___ Texto seleccionado ___

Hay una generación que nació en el amanecer de los 90. Una generación que apenas comprendía que ese derroche de vueltas alrededor de un campo de juego, comandada por veintipico de jugadores con una banda roja y seguidas por montones de hinchas, implicaban un título y otro y otro más.
Hay una generación que se esforzaba por entender el motivo del llanto del viejo por la despedida de un completo desconocido; un uruguayo, un tal Francescoli. Una generación que retenía un par de apellidos rutilantes: Crespo, Ortega, pero se resistía a asimilar esa locura como algo normal.
Hay una generación que cuando empezaba a involucrarse y a disfrutar de un equipo arrollador, allá por 2002, le arrebataron al tipo que siempre veía de saco en las fotos de “River Campeón de América”, “River Campeón”, “River Tricampeón”. Y que creyó, ingenuamente, que por algo era. Nadie echa a uno infalible sin tener una alternativa de la misma calaña. Además, sobrevolaba la idea de que con esos jugadores salía campeón cualquiera. 9-10 años; inocencia pura.
Hay una generación que iba al colegio con la cabeza gacha, que se respaldaba en una historia reciente de la que apenas guardaba imágenes fugaces, para responder a las cargadas del rival de toda la vida. Justo el peor momento de nuestra historia coincidía con el mejor del ellos. Ellos ganaban Libertadores cuando nosotros soportábamos eliminaciones insólitas. Nosotros flaqueábamos en los partidos clave, cuando ellos casi siempre se los llevaban. Para colmo, el Monumental se había transformado en una oportunidad única de marcar un hito para cualquier equipo modestísimo.
Hay una generación que volvió a respirar con aquel título en el 2008 medio de casualidad y se ilusionó con volver a un River ganador de ahí en más. Ilusa ilusión que se derrumbó seis meses después con el ya conocido último puesto.
Hay una generación que ya de grande, después de haberse bancado todas, sufrió la catástrofe futbolística más grande. Y ya casi no tenía fuerzas para refrendar la gloria pasada. Si sólo había vivido la mala…
Hay una generación a la que se le aceleraron las pulsaciones cuando, ya en Primera, vio al más ganador de vuelta con el saco y la sonrisa cómplice, pero que también llegó a desconfiar de él cuando los resultados eran adversos. Habían pasado tantos años que quizás hasta el mismo Ramón había perdido esa magia.
Hay una generación, de la que soy parte, que no sólo merecía más que nadie, sino que necesitaba el campeonato. Y necesita que River se parezca al que siempre fue.

___

Ejercicio 1: Transcribe del texto seleccionado el tramo que va desde "Hay una generación que nació" hasta "como algo normal.".
Ejercicio 2: Enumera todas las frases que figuran entre comillas en el texto seleccionado.

___ Extractos de datos ___

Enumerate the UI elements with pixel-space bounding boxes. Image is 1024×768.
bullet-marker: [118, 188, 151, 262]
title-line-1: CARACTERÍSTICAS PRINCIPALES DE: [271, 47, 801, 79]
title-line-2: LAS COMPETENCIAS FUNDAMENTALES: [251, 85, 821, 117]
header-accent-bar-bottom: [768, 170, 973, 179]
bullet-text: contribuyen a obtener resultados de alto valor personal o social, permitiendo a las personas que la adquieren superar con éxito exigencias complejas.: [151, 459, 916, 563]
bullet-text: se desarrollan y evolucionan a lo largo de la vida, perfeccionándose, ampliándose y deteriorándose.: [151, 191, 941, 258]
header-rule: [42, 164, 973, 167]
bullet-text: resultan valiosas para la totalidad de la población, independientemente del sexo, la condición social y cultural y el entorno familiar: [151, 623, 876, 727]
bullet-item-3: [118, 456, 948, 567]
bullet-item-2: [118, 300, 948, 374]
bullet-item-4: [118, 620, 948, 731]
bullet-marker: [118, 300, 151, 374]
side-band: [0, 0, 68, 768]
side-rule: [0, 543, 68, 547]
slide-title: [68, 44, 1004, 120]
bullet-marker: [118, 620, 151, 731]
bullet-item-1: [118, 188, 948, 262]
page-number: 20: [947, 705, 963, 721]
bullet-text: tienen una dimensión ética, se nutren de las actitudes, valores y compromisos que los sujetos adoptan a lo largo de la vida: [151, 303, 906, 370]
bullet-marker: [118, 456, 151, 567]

___

Respuesta 1:
Hay una generación que nació en el amanecer de los 90. Una generación que apenas comprendía que ese derroche de vueltas alrededor de un campo de juego, comandada por veintipico de jugadores con una banda roja y seguidas por montones de hinchas, implicaban un título y otro y otro más.
Hay una generación que se esforzaba por entender el motivo del llanto del viejo por la despedida de un completo desconocido; un uruguayo, un tal Francescoli. Una generación que retenía un par de apellidos rutilantes: Crespo, Ortega, pero se resistía a asimilar esa locura como algo normal.

Respuesta 2:
- River Campeón de América
- River Campeón
- River Tricampeón